+++ RECORDS SHOWN +++

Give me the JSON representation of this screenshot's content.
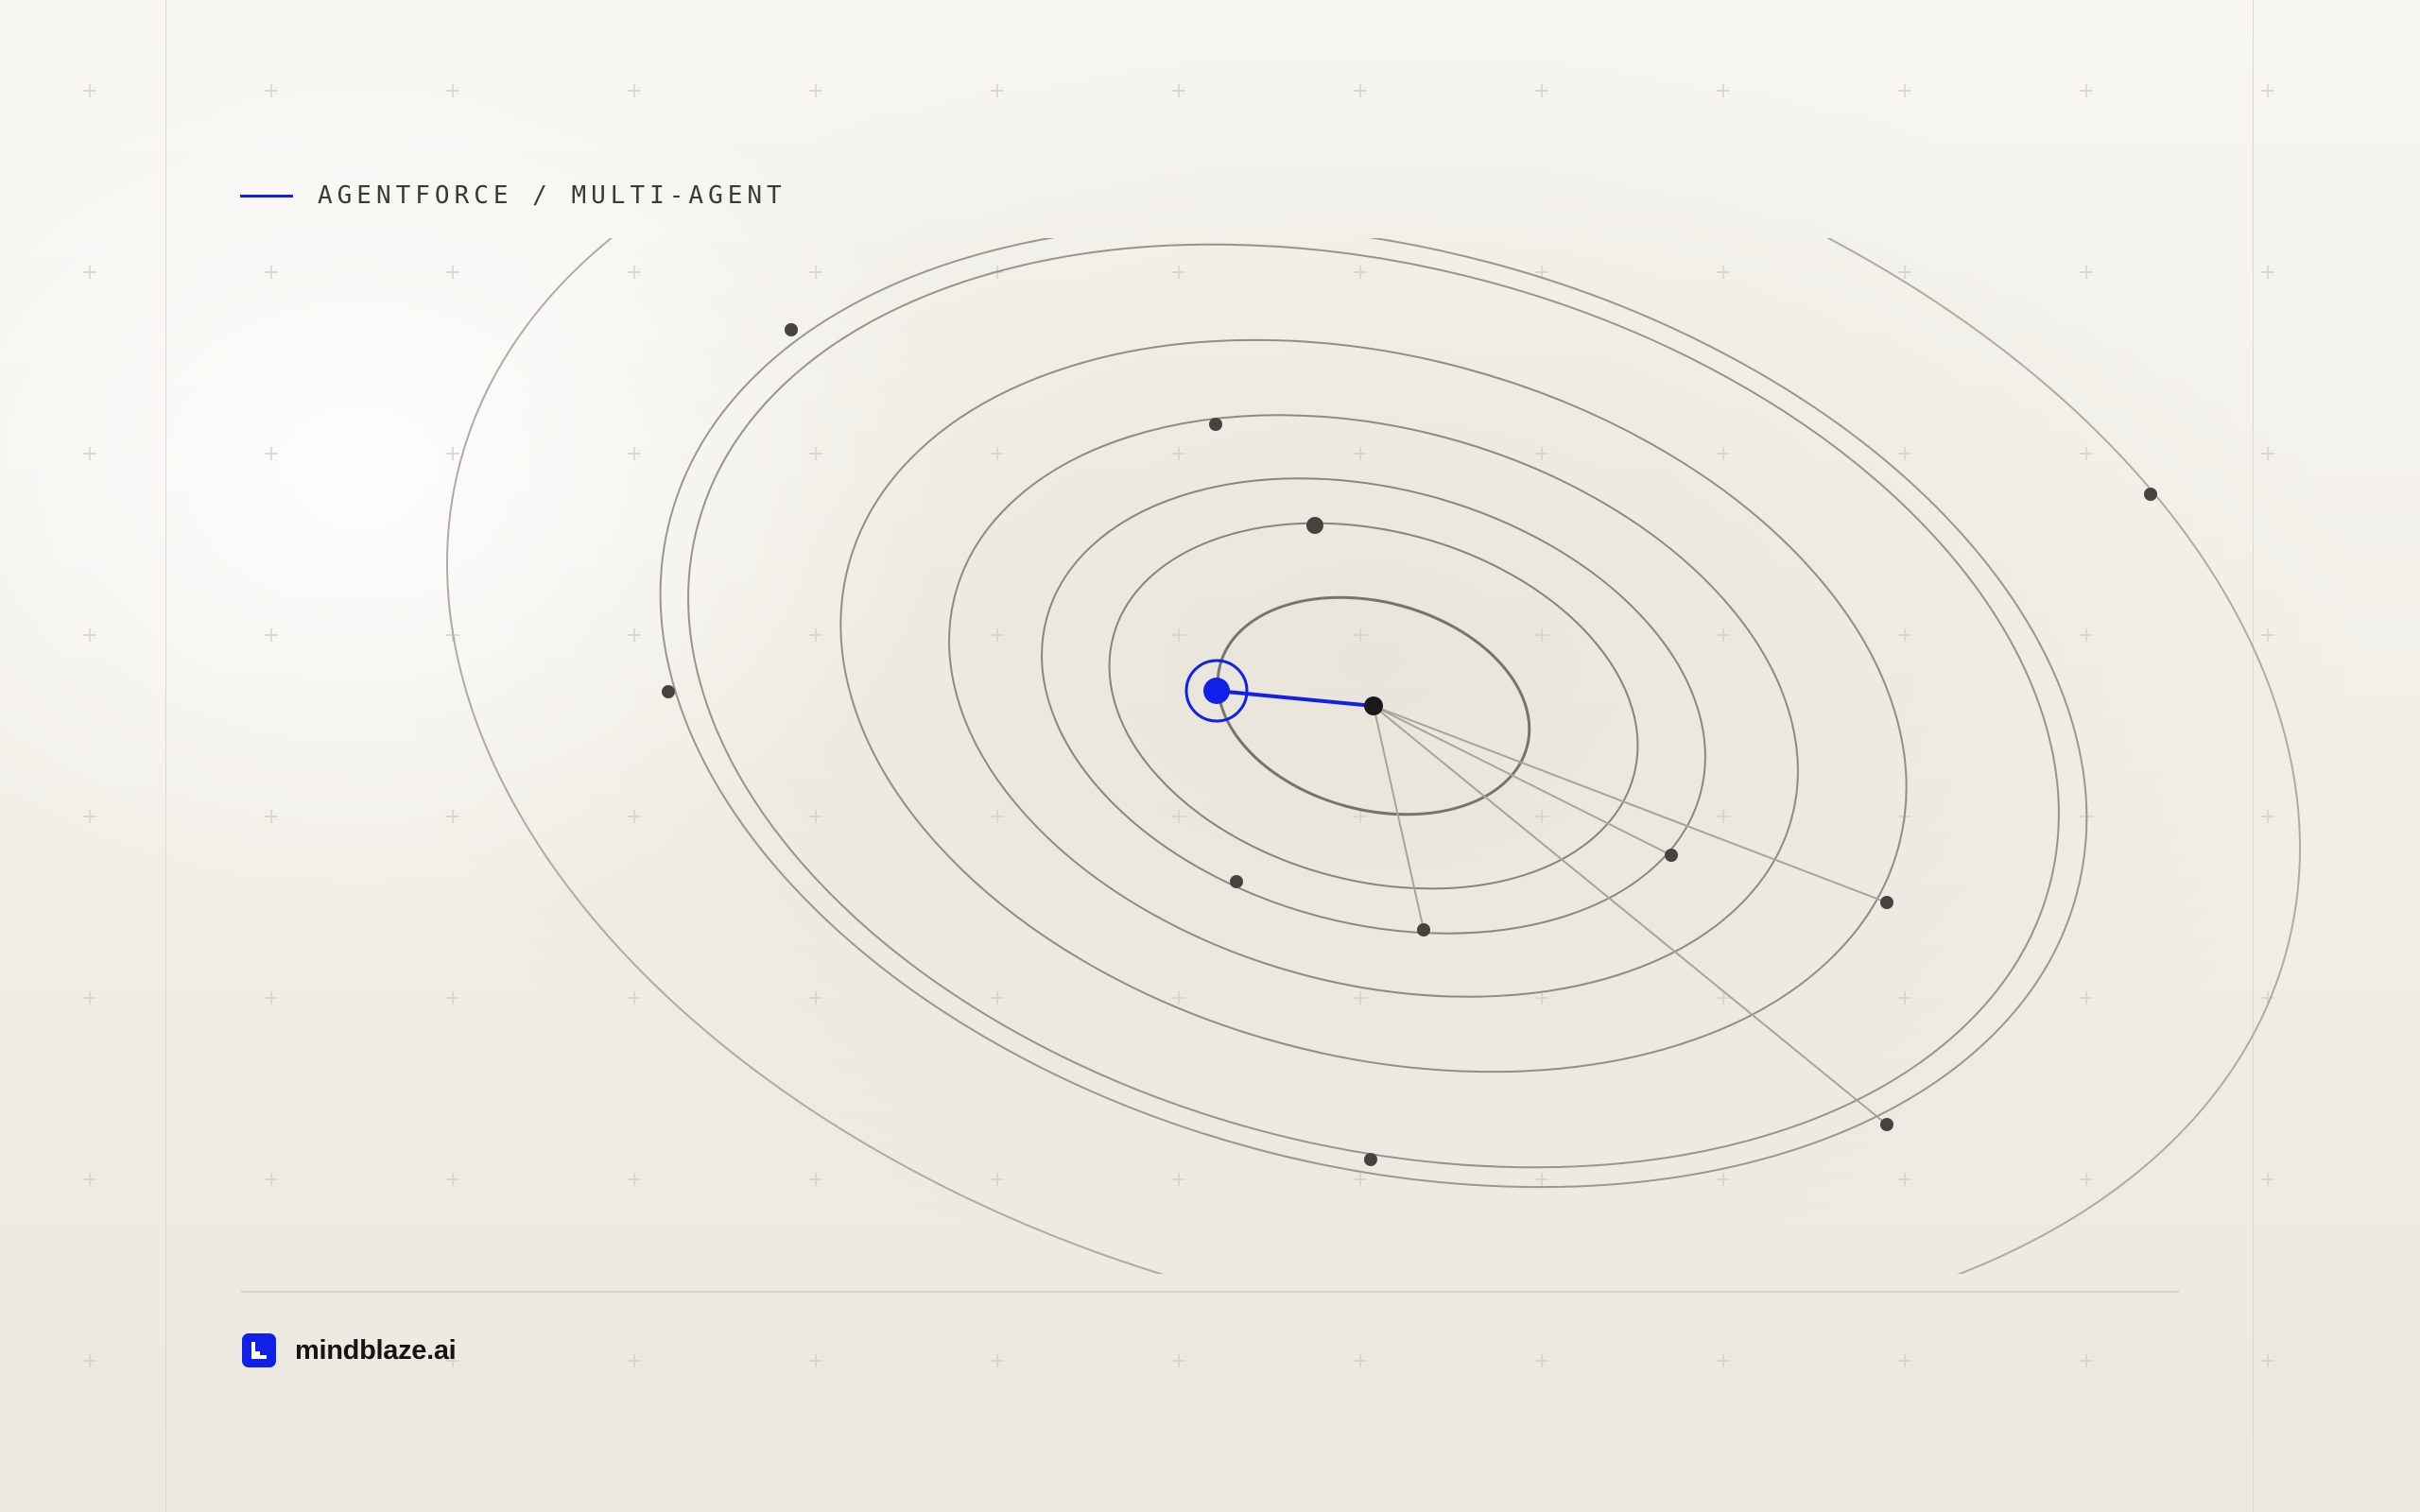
{
  "header": {
    "title": "AGENTFORCE / MULTI-AGENT"
  },
  "brand": {
    "name": "mindblaze.ai",
    "logo_icon": "stairs-logo-icon"
  },
  "colors": {
    "accent": "#1020E8",
    "orbit_stroke": "#8a8781",
    "node_fill": "#45433f",
    "core_fill": "#1a1a1a",
    "background": "#efebe2"
  },
  "diagram": {
    "description_nodes": "central hub node connected to highlighted agent node and to peripheral agent nodes on concentric orbits",
    "orbit_count": 8,
    "agent_node_count": 12,
    "highlighted_agent_count": 1
  }
}
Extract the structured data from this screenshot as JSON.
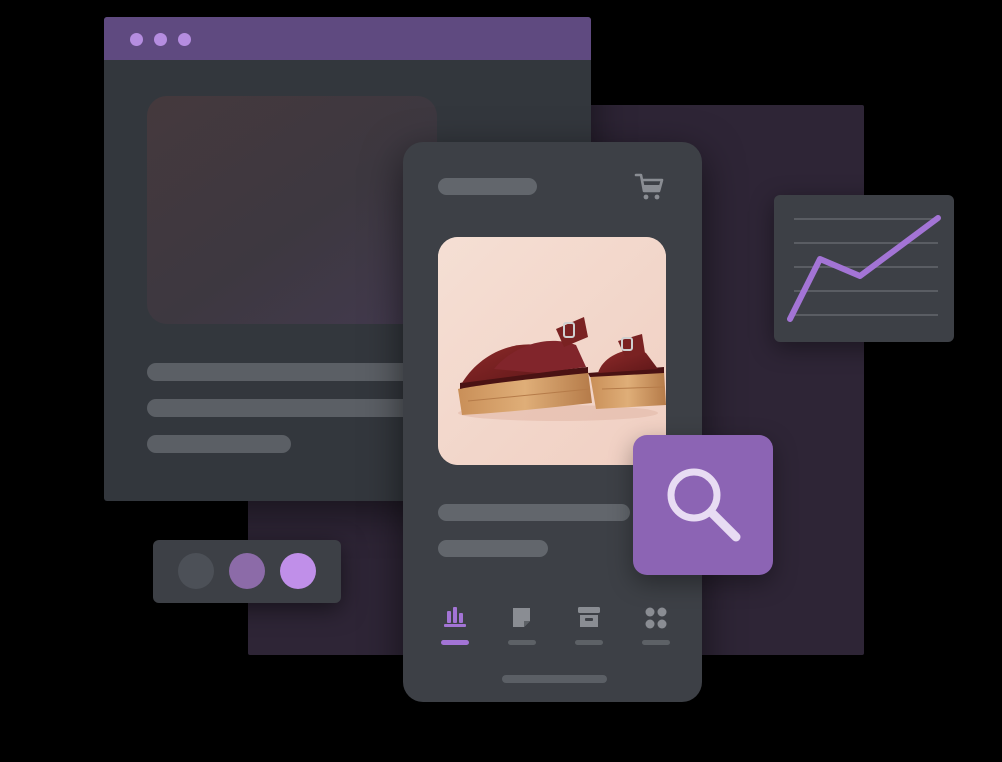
{
  "colors": {
    "browser_titlebar": "#5f4a80",
    "window_dots": "#b58de0",
    "accent": "#8c64b4",
    "chart_line": "#a374d5",
    "swatches": [
      "#4c5057",
      "#8c6ba8",
      "#c08fe9"
    ]
  },
  "browser": {
    "window_dots": 3,
    "text_lines": 3
  },
  "phone": {
    "header_icon": "shopping-cart-icon",
    "product_image": "burgundy-platform-sandals",
    "nav_items": [
      {
        "icon": "bar-chart-icon",
        "active": true
      },
      {
        "icon": "note-icon",
        "active": false
      },
      {
        "icon": "archive-box-icon",
        "active": false
      },
      {
        "icon": "grid-icon",
        "active": false
      }
    ]
  },
  "chart_card": {
    "icon": "trend-line-icon",
    "trend": "rising"
  },
  "search_button": {
    "icon": "search-icon"
  }
}
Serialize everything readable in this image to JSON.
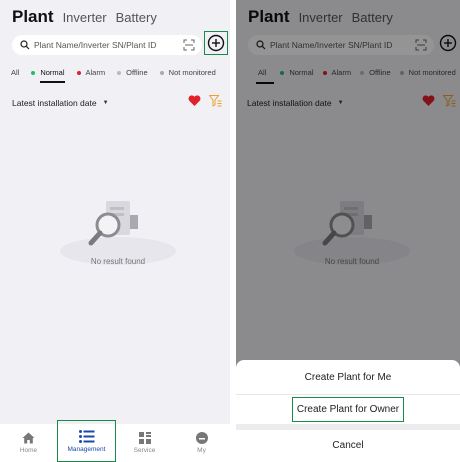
{
  "tabs": {
    "plant": "Plant",
    "inverter": "Inverter",
    "battery": "Battery"
  },
  "search": {
    "placeholder": "Plant Name/Inverter SN/Plant ID"
  },
  "filters": [
    {
      "label": "All",
      "dot": ""
    },
    {
      "label": "Normal",
      "dot": "#22bb66"
    },
    {
      "label": "Alarm",
      "dot": "#e0202a"
    },
    {
      "label": "Offline",
      "dot": "#bbbbbb"
    },
    {
      "label": "Not monitored",
      "dot": "#aaaaaa"
    }
  ],
  "sort": {
    "label": "Latest installation date"
  },
  "empty": {
    "text": "No result found"
  },
  "nav": {
    "home": "Home",
    "management": "Management",
    "service": "Service",
    "my": "My"
  },
  "sheet": {
    "create_for_me": "Create Plant for Me",
    "create_for_owner": "Create Plant for Owner",
    "cancel": "Cancel"
  },
  "icons": {
    "search": "search-icon",
    "scan": "scan-icon",
    "add": "add-circle-icon",
    "heart": "heart-icon",
    "filter": "filter-icon",
    "home": "home-icon",
    "management": "list-icon",
    "service": "grid-icon",
    "my": "profile-icon"
  },
  "colors": {
    "accent": "#1a4aa8",
    "highlight": "#1a8a4a",
    "heart": "#e0202a",
    "filter": "#f0a030"
  }
}
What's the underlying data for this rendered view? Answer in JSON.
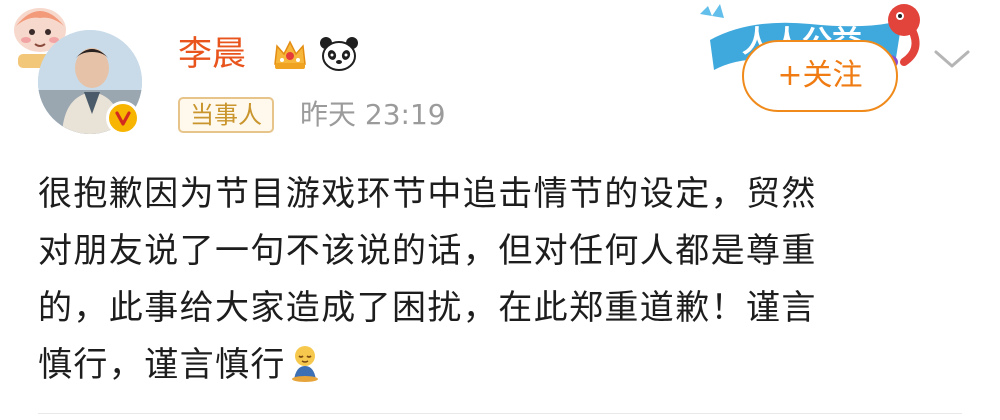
{
  "user": {
    "name": "李晨",
    "role_tag": "当事人",
    "time": "昨天 23:19",
    "badges": [
      "crown-icon",
      "panda-icon"
    ],
    "verified": true
  },
  "follow_button": {
    "label": "+关注"
  },
  "banner": {
    "text": "人人公益"
  },
  "post": {
    "lines": [
      "很抱歉因为节目游戏环节中追击情节的设定，贸然",
      "对朋友说了一句不该说的话，但对任何人都是尊重",
      "的，此事给大家造成了困扰，在此郑重道歉！谨言",
      "慎行，谨言慎行"
    ],
    "trailing_emoji": "bowing-emoji-icon"
  },
  "colors": {
    "username": "#e8541c",
    "follow_accent": "#ef7b12",
    "role_tag_text": "#c9952d",
    "time_text": "#9b9b9b",
    "body_text": "#1d1d1d",
    "verify_badge": "#f7b500"
  }
}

+++

* **EXERCISE INSTRUCTIONS**
Retype all entries exactly as they appear, dropping the images.

* **OUTPUT OF THE TASK**
Give me the JSON representation of this screenshot's content.
{
  "header": {
    "title": "AGENTFORCE / MULTI-AGENT"
  },
  "brand": {
    "name": "mindblaze.ai",
    "logo_icon": "stairs-logo-icon"
  },
  "colors": {
    "accent": "#1020E8",
    "orbit_stroke": "#8a8781",
    "node_fill": "#45433f",
    "core_fill": "#1a1a1a",
    "background": "#efebe2"
  },
  "diagram": {
    "description_nodes": "central hub node connected to highlighted agent node and to peripheral agent nodes on concentric orbits",
    "orbit_count": 8,
    "agent_node_count": 12,
    "highlighted_agent_count": 1
  }
}
Extract the structured data from this screenshot as JSON.
{
  "colors": {
    "browser_titlebar": "#5f4a80",
    "window_dots": "#b58de0",
    "accent": "#8c64b4",
    "chart_line": "#a374d5",
    "swatches": [
      "#4c5057",
      "#8c6ba8",
      "#c08fe9"
    ]
  },
  "browser": {
    "window_dots": 3,
    "text_lines": 3
  },
  "phone": {
    "header_icon": "shopping-cart-icon",
    "product_image": "burgundy-platform-sandals",
    "nav_items": [
      {
        "icon": "bar-chart-icon",
        "active": true
      },
      {
        "icon": "note-icon",
        "active": false
      },
      {
        "icon": "archive-box-icon",
        "active": false
      },
      {
        "icon": "grid-icon",
        "active": false
      }
    ]
  },
  "chart_card": {
    "icon": "trend-line-icon",
    "trend": "rising"
  },
  "search_button": {
    "icon": "search-icon"
  }
}
Serialize everything readable in this image to JSON.
{
  "tabs": {
    "plant": "Plant",
    "inverter": "Inverter",
    "battery": "Battery"
  },
  "search": {
    "placeholder": "Plant Name/Inverter SN/Plant ID"
  },
  "filters": [
    {
      "label": "All",
      "dot": ""
    },
    {
      "label": "Normal",
      "dot": "#22bb66"
    },
    {
      "label": "Alarm",
      "dot": "#e0202a"
    },
    {
      "label": "Offline",
      "dot": "#bbbbbb"
    },
    {
      "label": "Not monitored",
      "dot": "#aaaaaa"
    }
  ],
  "sort": {
    "label": "Latest installation date"
  },
  "empty": {
    "text": "No result found"
  },
  "nav": {
    "home": "Home",
    "management": "Management",
    "service": "Service",
    "my": "My"
  },
  "sheet": {
    "create_for_me": "Create Plant for Me",
    "create_for_owner": "Create Plant for Owner",
    "cancel": "Cancel"
  },
  "icons": {
    "search": "search-icon",
    "scan": "scan-icon",
    "add": "add-circle-icon",
    "heart": "heart-icon",
    "filter": "filter-icon",
    "home": "home-icon",
    "management": "list-icon",
    "service": "grid-icon",
    "my": "profile-icon"
  },
  "colors": {
    "accent": "#1a4aa8",
    "highlight": "#1a8a4a",
    "heart": "#e0202a",
    "filter": "#f0a030"
  }
}
What's the underlying data for this rendered view? Answer in JSON.
{
  "user": {
    "name": "李晨",
    "role_tag": "当事人",
    "time": "昨天 23:19",
    "badges": [
      "crown-icon",
      "panda-icon"
    ],
    "verified": true
  },
  "follow_button": {
    "label": "+关注"
  },
  "banner": {
    "text": "人人公益"
  },
  "post": {
    "lines": [
      "很抱歉因为节目游戏环节中追击情节的设定，贸然",
      "对朋友说了一句不该说的话，但对任何人都是尊重",
      "的，此事给大家造成了困扰，在此郑重道歉！谨言",
      "慎行，谨言慎行"
    ],
    "trailing_emoji": "bowing-emoji-icon"
  },
  "colors": {
    "username": "#e8541c",
    "follow_accent": "#ef7b12",
    "role_tag_text": "#c9952d",
    "time_text": "#9b9b9b",
    "body_text": "#1d1d1d",
    "verify_badge": "#f7b500"
  }
}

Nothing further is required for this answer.